## START STORED ROWS

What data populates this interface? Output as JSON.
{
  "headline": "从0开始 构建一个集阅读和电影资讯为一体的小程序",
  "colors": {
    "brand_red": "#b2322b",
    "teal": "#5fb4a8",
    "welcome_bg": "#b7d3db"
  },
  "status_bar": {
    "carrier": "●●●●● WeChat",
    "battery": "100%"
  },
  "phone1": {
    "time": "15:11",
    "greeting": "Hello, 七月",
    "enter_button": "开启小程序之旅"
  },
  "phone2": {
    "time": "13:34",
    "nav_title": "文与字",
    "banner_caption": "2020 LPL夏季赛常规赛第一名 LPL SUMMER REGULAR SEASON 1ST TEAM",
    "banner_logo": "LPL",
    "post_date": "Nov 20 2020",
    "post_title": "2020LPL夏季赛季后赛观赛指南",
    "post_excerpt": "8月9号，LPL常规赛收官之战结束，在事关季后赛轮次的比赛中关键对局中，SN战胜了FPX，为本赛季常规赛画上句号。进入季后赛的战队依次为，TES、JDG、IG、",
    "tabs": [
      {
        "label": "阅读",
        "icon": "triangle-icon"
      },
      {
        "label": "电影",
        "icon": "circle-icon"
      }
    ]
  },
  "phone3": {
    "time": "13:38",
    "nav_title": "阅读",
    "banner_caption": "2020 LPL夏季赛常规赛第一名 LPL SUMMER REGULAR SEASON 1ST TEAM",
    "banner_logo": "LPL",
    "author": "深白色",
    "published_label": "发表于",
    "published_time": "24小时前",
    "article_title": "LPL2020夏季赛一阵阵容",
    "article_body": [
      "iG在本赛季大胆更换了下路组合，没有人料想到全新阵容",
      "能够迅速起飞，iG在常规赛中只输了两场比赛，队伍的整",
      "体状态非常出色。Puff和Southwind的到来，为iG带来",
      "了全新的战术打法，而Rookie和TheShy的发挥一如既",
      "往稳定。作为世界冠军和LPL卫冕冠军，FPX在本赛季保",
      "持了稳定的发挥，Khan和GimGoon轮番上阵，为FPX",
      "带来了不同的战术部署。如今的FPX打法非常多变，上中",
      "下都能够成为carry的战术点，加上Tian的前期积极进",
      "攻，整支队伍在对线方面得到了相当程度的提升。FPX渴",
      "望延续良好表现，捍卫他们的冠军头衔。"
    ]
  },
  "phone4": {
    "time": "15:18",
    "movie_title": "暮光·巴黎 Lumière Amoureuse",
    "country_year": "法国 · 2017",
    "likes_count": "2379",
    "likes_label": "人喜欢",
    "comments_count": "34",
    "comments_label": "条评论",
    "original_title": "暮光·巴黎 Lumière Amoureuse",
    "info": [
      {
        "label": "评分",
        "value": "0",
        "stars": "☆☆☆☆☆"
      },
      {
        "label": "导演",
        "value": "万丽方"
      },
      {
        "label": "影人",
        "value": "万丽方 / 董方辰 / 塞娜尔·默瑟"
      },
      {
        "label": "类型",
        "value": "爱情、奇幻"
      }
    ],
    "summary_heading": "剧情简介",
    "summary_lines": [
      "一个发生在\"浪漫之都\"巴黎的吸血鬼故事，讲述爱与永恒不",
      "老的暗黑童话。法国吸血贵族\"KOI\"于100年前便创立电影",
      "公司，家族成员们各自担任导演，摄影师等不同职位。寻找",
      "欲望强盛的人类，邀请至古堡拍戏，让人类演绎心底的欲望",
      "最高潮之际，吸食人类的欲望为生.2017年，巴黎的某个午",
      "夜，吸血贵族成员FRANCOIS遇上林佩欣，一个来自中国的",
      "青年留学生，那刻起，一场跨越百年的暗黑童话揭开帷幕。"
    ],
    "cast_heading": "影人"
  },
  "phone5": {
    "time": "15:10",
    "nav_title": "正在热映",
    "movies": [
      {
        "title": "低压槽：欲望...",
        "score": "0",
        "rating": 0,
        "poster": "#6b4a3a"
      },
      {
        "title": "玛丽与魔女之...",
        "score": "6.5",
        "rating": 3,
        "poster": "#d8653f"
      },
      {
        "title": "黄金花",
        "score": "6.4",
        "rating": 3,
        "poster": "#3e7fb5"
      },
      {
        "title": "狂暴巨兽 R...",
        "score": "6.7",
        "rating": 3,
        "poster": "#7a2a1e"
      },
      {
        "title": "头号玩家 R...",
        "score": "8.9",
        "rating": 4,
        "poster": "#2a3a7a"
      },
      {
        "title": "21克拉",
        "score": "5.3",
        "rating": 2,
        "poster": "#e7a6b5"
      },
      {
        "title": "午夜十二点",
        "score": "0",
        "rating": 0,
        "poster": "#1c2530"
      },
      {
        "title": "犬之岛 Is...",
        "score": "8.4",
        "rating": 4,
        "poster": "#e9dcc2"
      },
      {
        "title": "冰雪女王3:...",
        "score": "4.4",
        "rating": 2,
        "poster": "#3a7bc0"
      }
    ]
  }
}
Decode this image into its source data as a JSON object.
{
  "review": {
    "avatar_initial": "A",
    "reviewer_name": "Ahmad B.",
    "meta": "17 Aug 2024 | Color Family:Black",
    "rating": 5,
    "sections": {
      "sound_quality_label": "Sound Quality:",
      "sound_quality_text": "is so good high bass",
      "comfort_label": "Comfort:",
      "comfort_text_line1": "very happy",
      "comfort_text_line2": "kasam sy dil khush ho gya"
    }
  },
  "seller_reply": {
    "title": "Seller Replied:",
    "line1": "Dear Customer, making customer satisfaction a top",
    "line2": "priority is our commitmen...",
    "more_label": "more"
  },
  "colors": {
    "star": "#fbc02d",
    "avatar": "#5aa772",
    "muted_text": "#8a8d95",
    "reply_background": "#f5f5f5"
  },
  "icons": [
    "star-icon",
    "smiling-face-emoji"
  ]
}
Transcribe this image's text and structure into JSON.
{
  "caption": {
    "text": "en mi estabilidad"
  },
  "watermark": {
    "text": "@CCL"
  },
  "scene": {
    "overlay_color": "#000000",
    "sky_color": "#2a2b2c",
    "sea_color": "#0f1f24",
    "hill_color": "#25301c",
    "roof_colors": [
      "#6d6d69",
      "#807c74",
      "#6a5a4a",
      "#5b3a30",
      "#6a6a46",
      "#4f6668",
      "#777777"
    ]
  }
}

## END STORED ROWS

WHAT IS ASKED:
Look over the material above and show each line where "JSON" appears.

REPLY TO THE EXERCISE:
What data populates this interface? Output as JSON.
Decode this image into its source data as a JSON object.
Transcribe this image's text and structure into JSON.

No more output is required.